[Layout annotation data]
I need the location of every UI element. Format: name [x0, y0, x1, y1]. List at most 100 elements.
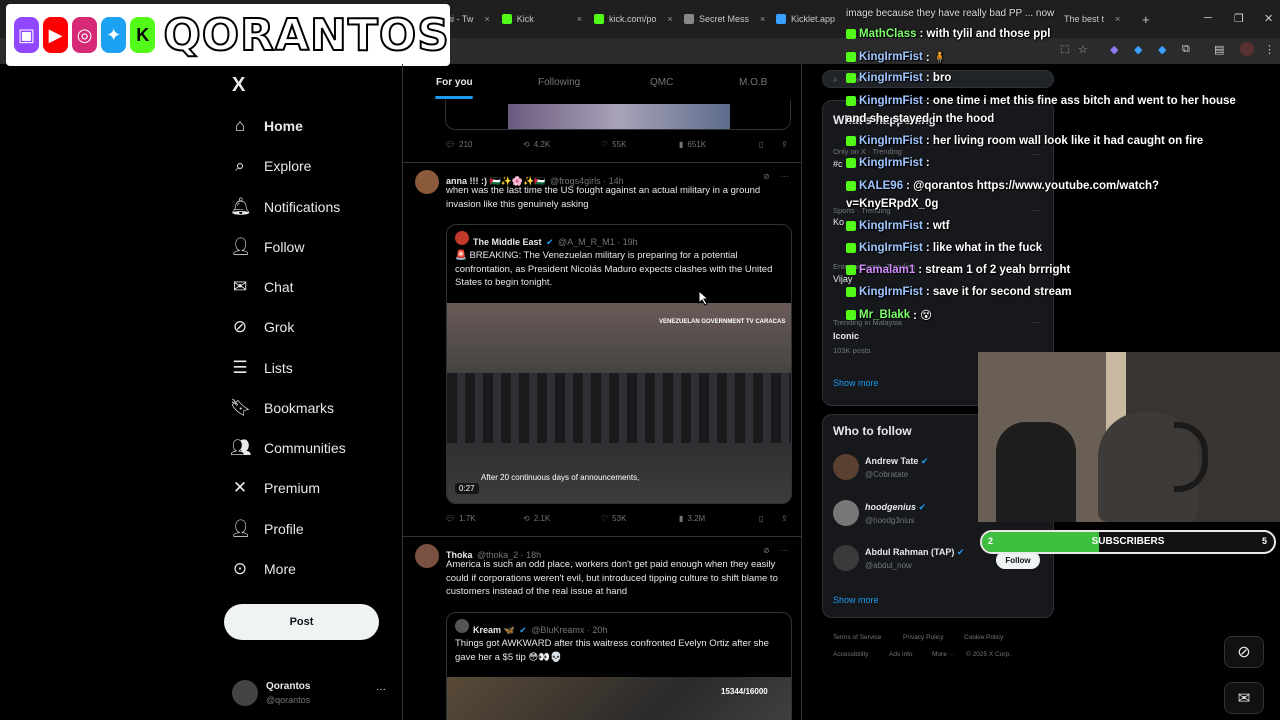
suggestion-name: Andrew Tate ✔	[865, 456, 929, 466]
share-icon[interactable]: ⇪	[781, 514, 788, 523]
trend-name[interactable]: #c	[833, 159, 843, 169]
menu-icon[interactable]: ⋮	[1264, 43, 1275, 56]
extension-icon[interactable]: ◆	[1110, 43, 1118, 56]
chat-username[interactable]: KALE96	[859, 180, 903, 192]
tab-qmc[interactable]: QMC	[650, 77, 673, 88]
video-counter: 15344/16000	[721, 687, 768, 696]
nav-profile[interactable]: 👤︎ Profile	[230, 514, 304, 544]
extension-icon[interactable]: ◆	[1158, 43, 1166, 56]
chat-username[interactable]: KingIrmFist	[859, 286, 923, 298]
tab-mob[interactable]: M.O.B	[739, 77, 767, 88]
share-icon[interactable]: ⇪	[781, 140, 788, 149]
more-icon[interactable]: ···	[781, 172, 789, 181]
chat-username[interactable]: KingIrmFist	[859, 242, 923, 254]
close-tab-icon[interactable]: ×	[1115, 14, 1120, 24]
avatar[interactable]	[415, 170, 439, 194]
bookmark-icon[interactable]: ▯	[759, 514, 763, 523]
footer-link[interactable]: Accessibility	[833, 651, 868, 658]
more-icon[interactable]: ···	[1032, 318, 1040, 327]
nav-notifications[interactable]: 🔔︎ Notifications	[230, 192, 340, 222]
trend-name[interactable]: Iconic	[833, 331, 859, 341]
bookmark-icon[interactable]: ▯	[759, 140, 763, 149]
more-icon[interactable]: ···	[1032, 206, 1040, 215]
nav-follow[interactable]: 👤︎ Follow	[230, 232, 304, 262]
nav-bookmarks[interactable]: 🔖︎ Bookmarks	[230, 393, 334, 423]
footer-link[interactable]: Privacy Policy	[903, 634, 943, 641]
nav-explore[interactable]: ⌕ Explore	[230, 151, 311, 181]
browser-tab[interactable]: Kicklet.app	[776, 8, 846, 30]
browser-tab[interactable]: hi - Tw ×	[447, 8, 489, 30]
chat-username[interactable]: Famalam1	[859, 264, 915, 276]
quote-media[interactable]	[445, 100, 791, 130]
close-window-icon[interactable]: ✕	[1264, 12, 1273, 25]
footer-link[interactable]: Ads info	[889, 651, 913, 658]
puzzle-icon[interactable]: ⧉	[1182, 43, 1190, 56]
profile-avatar[interactable]	[1240, 42, 1254, 56]
chat-badge-icon	[846, 221, 856, 231]
footer-link[interactable]: More ···	[932, 651, 955, 658]
views-button[interactable]: ▮ 651K	[679, 140, 706, 149]
account-switcher[interactable]: Qorantos @qorantos ···	[230, 678, 390, 712]
views-button[interactable]: ▮ 3.2M	[679, 514, 705, 523]
tab-following[interactable]: Following	[538, 77, 580, 88]
nav-lists[interactable]: ☰ Lists	[230, 353, 292, 383]
repost-button[interactable]: ⟲ 4.2K	[523, 140, 550, 149]
show-more-link[interactable]: Show more	[833, 595, 879, 605]
chat-username[interactable]: KingIrmFist	[859, 220, 923, 232]
nav-more[interactable]: ⊙ More	[230, 554, 296, 584]
timeline: For you Following QMC M.O.B 💬︎ 210 ⟲ 4.2K …	[402, 64, 802, 720]
nav-premium[interactable]: ✕ Premium	[230, 473, 320, 503]
chat-badge-icon	[846, 73, 856, 83]
footer-link[interactable]: Terms of Service	[833, 634, 881, 641]
extension-icon[interactable]: ◆	[1134, 43, 1142, 56]
repost-button[interactable]: ⟲ 2.1K	[523, 514, 550, 523]
nav-communities[interactable]: 👥︎ Communities	[230, 433, 346, 463]
grok-icon[interactable]: ⊘	[1224, 636, 1264, 668]
chat-username[interactable]: KingIrmFist	[859, 135, 923, 147]
messages-icon[interactable]: ✉	[1224, 682, 1264, 714]
post-button[interactable]: Post	[224, 604, 379, 640]
browser-tab[interactable]: The best t ×	[1064, 8, 1134, 30]
quoted-tweet[interactable]: Kream 🦋 ✔ @BluKreamx · 20h Things got AW…	[446, 612, 792, 720]
browser-tab[interactable]: Secret Mess ×	[684, 8, 774, 30]
more-icon[interactable]: ···	[781, 546, 789, 555]
close-tab-icon[interactable]: ×	[577, 14, 582, 24]
star-icon[interactable]: ☆	[1078, 43, 1088, 56]
show-more-link[interactable]: Show more	[833, 378, 879, 388]
footer-link[interactable]: Cookie Policy	[964, 634, 1003, 641]
more-icon[interactable]: ···	[376, 684, 386, 695]
close-tab-icon[interactable]: ×	[668, 14, 673, 24]
chat-username[interactable]: MathClass	[859, 28, 917, 40]
browser-tab[interactable]: kick.com/po ×	[594, 8, 684, 30]
chat-username[interactable]: KingIrmFist	[859, 95, 923, 107]
nav-grok[interactable]: ⊘ Grok	[230, 312, 294, 342]
chat-username[interactable]: Mr_Blakk	[859, 309, 910, 321]
minimize-icon[interactable]: ─	[1204, 12, 1212, 24]
extensions-icon[interactable]: ⬚	[1060, 44, 1069, 55]
grok-icon[interactable]: ⊘	[763, 546, 770, 555]
video-player[interactable]: VENEZUELAN GOVERNMENT TV CARACAS After 2…	[447, 303, 791, 503]
grok-icon[interactable]: ⊘	[763, 172, 770, 181]
chat-username[interactable]: KingIrmFist	[859, 157, 923, 169]
more-icon[interactable]: ···	[1032, 150, 1040, 159]
reply-button[interactable]: 💬︎ 1.7K	[445, 514, 476, 523]
video-player[interactable]: 15344/16000	[447, 677, 791, 720]
like-button[interactable]: ♡ 53K	[601, 514, 626, 523]
nav-home[interactable]: ⌂ Home	[230, 111, 303, 141]
browser-tab[interactable]: Kick ×	[502, 8, 582, 30]
restore-icon[interactable]: ❐	[1234, 12, 1244, 25]
chat-username[interactable]: KingIrmFist	[859, 72, 923, 84]
nav-chat[interactable]: ✉ Chat	[230, 272, 294, 302]
quoted-tweet[interactable]: The Middle East ✔ @A_M_R_M1 · 19h 🚨 BREA…	[446, 224, 792, 504]
new-tab-button[interactable]: +	[1142, 8, 1156, 30]
tab-for-you[interactable]: For you	[436, 77, 473, 88]
trend-name[interactable]: Ko	[833, 217, 844, 227]
like-button[interactable]: ♡ 55K	[601, 140, 626, 149]
close-tab-icon[interactable]: ×	[484, 14, 489, 24]
chat-username[interactable]: KingIrmFist	[859, 51, 923, 63]
sidebar-icon[interactable]: ▤	[1214, 43, 1224, 56]
x-logo-icon[interactable]: X	[232, 74, 245, 97]
avatar[interactable]	[415, 544, 439, 568]
reply-button[interactable]: 💬︎ 210	[445, 140, 473, 149]
close-tab-icon[interactable]: ×	[760, 14, 765, 24]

[Problem statement]
Lay out every line of the rows above as a JSON list of strings, one string per line, skipping blank lines. Leave the picture placeholders out of the list.

[The response]
[
  "I need the location of every UI element. Format: name [x0, y0, x1, y1]. List at most 100 elements.",
  "suggestion-name: Andrew Tate ✔\t[865, 456, 929, 466]",
  "share-icon[interactable]: ⇪\t[781, 514, 788, 523]",
  "trend-name[interactable]: #c\t[833, 159, 843, 169]",
  "menu-icon[interactable]: ⋮\t[1264, 43, 1275, 56]",
  "extension-icon[interactable]: ◆\t[1110, 43, 1118, 56]",
  "chat-username[interactable]: KALE96\t[859, 180, 903, 192]",
  "tab-qmc[interactable]: QMC\t[650, 77, 673, 88]",
  "video-counter: 15344/16000\t[721, 687, 768, 696]",
  "nav-profile[interactable]: 👤︎ Profile\t[230, 514, 304, 544]",
  "extension-icon[interactable]: ◆\t[1158, 43, 1166, 56]",
  "chat-username[interactable]: KingIrmFist\t[859, 286, 923, 298]",
  "tab-mob[interactable]: M.O.B\t[739, 77, 767, 88]",
  "share-icon[interactable]: ⇪\t[781, 140, 788, 149]",
  "more-icon[interactable]: ···\t[781, 172, 789, 181]",
  "chat-username[interactable]: KingIrmFist\t[859, 242, 923, 254]",
  "close-tab-icon[interactable]: ×\t[1115, 14, 1120, 24]",
  "avatar[interactable]\t[415, 170, 439, 194]",
  "bookmark-icon[interactable]: ▯\t[759, 514, 763, 523]",
  "footer-link[interactable]: Accessibility\t[833, 651, 868, 658]",
  "more-icon[interactable]: ···\t[1032, 318, 1040, 327]",
  "nav-notifications[interactable]: 🔔︎ Notifications\t[230, 192, 340, 222]",
  "trend-name[interactable]: Iconic\t[833, 331, 859, 341]",
  "bookmark-icon[interactable]: ▯\t[759, 140, 763, 149]",
  "more-icon[interactable]: ···\t[1032, 206, 1040, 215]",
  "nav-follow[interactable]: 👤︎ Follow\t[230, 232, 304, 262]",
  "nav-bookmarks[interactable]: 🔖︎ Bookmarks\t[230, 393, 334, 423]",
  "footer-link[interactable]: Privacy Policy\t[903, 634, 943, 641]",
  "nav-explore[interactable]: ⌕ Explore\t[230, 151, 311, 181]",
  "browser-tab[interactable]: Kicklet.app\t[776, 8, 846, 30]",
  "browser-tab[interactable]: hi - Tw ×\t[447, 8, 489, 30]",
  "chat-username[interactable]: Famalam1\t[859, 264, 915, 276]",
  "quote-media[interactable]\t[445, 100, 791, 130]",
  "close-window-icon[interactable]: ✕\t[1264, 12, 1273, 25]",
  "footer-link[interactable]: Ads info\t[889, 651, 913, 658]",
  "puzzle-icon[interactable]: ⧉\t[1182, 43, 1190, 56]",
  "profile-avatar[interactable]\t[1240, 42, 1254, 56]",
  "chat-badge-icon\t[846, 221, 856, 231]",
  "footer-link[interactable]: More ···\t[932, 651, 955, 658]",
  "views-button[interactable]: ▮ 651K\t[679, 140, 706, 149]",
  "account-switcher[interactable]: Qorantos @qorantos ···\t[230, 678, 390, 712]",
  "views-button[interactable]: ▮ 3.2M\t[679, 514, 705, 523]",
  "tab-following[interactable]: Following\t[538, 77, 580, 88]",
  "nav-lists[interactable]: ☰ Lists\t[230, 353, 292, 383]",
  "repost-button[interactable]: ⟲ 4.2K\t[523, 140, 550, 149]",
  "show-more-link[interactable]: Show more\t[833, 595, 879, 605]",
  "chat-username[interactable]: KingIrmFist\t[859, 220, 923, 232]",
  "nav-more[interactable]: ⊙ More\t[230, 554, 296, 584]",
  "timeline: For you Following QMC M.O.B 💬︎ 210 ⟲ 4.2K …\t[402, 64, 802, 720]",
  "nav-premium[interactable]: ✕ Premium\t[230, 473, 320, 503]",
  "chat-badge-icon\t[846, 73, 856, 83]",
  "footer-link[interactable]: Terms of Service\t[833, 634, 881, 641]",
  "extension-icon[interactable]: ◆\t[1134, 43, 1142, 56]",
  "repost-button[interactable]: ⟲ 2.1K\t[523, 514, 550, 523]",
  "nav-communities[interactable]: 👥︎ Communities\t[230, 433, 346, 463]",
  "grok-icon[interactable]: ⊘\t[1224, 636, 1264, 668]",
  "chat-username[interactable]: KingIrmFist\t[859, 135, 923, 147]",
  "messages-icon[interactable]: ✉\t[1224, 682, 1264, 714]",
  "post-button[interactable]: Post\t[224, 604, 379, 640]",
  "browser-tab[interactable]: The best t ×\t[1064, 8, 1134, 30]",
  "quoted-tweet[interactable]: Kream 🦋 ✔ @BluKreamx · 20h Things got AW…\t[446, 612, 792, 720]",
  "browser-tab[interactable]: Secret Mess ×\t[684, 8, 774, 30]",
  "more-icon[interactable]: ···\t[781, 546, 789, 555]",
  "close-tab-icon[interactable]: ×\t[577, 14, 582, 24]",
  "star-icon[interactable]: ☆\t[1078, 43, 1088, 56]",
  "show-more-link[interactable]: Show more\t[833, 378, 879, 388]",
  "footer-link[interactable]: Cookie Policy\t[964, 634, 1003, 641]",
  "more-icon[interactable]: ···\t[376, 684, 386, 695]",
  "close-tab-icon[interactable]: ×\t[668, 14, 673, 24]",
  "chat-username[interactable]: MathClass\t[859, 28, 917, 40]",
  "browser-tab[interactable]: kick.com/po ×\t[594, 8, 684, 30]",
  "chat-username[interactable]: KingIrmFist\t[859, 95, 923, 107]",
  "nav-grok[interactable]: ⊘ Grok\t[230, 312, 294, 342]",
  "chat-username[interactable]: Mr_Blakk\t[859, 309, 910, 321]",
  "minimize-icon[interactable]: ─\t[1204, 12, 1212, 24]",
  "extensions-icon[interactable]: ⬚\t[1060, 44, 1069, 55]",
  "grok-icon[interactable]: ⊘\t[763, 546, 770, 555]",
  "video-player[interactable]: VENEZUELAN GOVERNMENT TV CARACAS After 2…\t[447, 303, 791, 503]",
  "grok-icon[interactable]: ⊘\t[763, 172, 770, 181]",
  "chat-username[interactable]: KingIrmFist\t[859, 157, 923, 169]",
  "more-icon[interactable]: ···\t[1032, 150, 1040, 159]",
  "reply-button[interactable]: 💬︎ 1.7K\t[445, 514, 476, 523]",
  "video-player[interactable]: 15344/16000\t[447, 677, 791, 720]",
  "like-button[interactable]: ♡ 53K\t[601, 514, 626, 523]",
  "nav-home[interactable]: ⌂ Home\t[230, 111, 303, 141]",
  "browser-tab[interactable]: Kick ×\t[502, 8, 582, 30]",
  "restore-icon[interactable]: ❐\t[1234, 12, 1244, 25]",
  "chat-username[interactable]: KingIrmFist\t[859, 72, 923, 84]",
  "nav-chat[interactable]: ✉ Chat\t[230, 272, 294, 302]",
  "quoted-tweet[interactable]: The Middle East ✔ @A_M_R_M1 · 19h 🚨 BREA…\t[446, 224, 792, 504]",
  "new-tab-button[interactable]: +\t[1142, 8, 1156, 30]",
  "tab-for-you[interactable]: For you\t[436, 77, 473, 88]",
  "trend-name[interactable]: Ko\t[833, 217, 844, 227]",
  "like-button[interactable]: ♡ 55K\t[601, 140, 626, 149]",
  "close-tab-icon[interactable]: ×\t[484, 14, 489, 24]",
  "chat-username[interactable]: KingIrmFist\t[859, 51, 923, 63]",
  "sidebar-icon[interactable]: ▤\t[1214, 43, 1224, 56]",
  "x-logo-icon[interactable]: X\t[232, 74, 245, 97]",
  "avatar[interactable]\t[415, 544, 439, 568]",
  "reply-button[interactable]: 💬︎ 210\t[445, 140, 473, 149]",
  "close-tab-icon[interactable]: ×\t[760, 14, 765, 24]"
]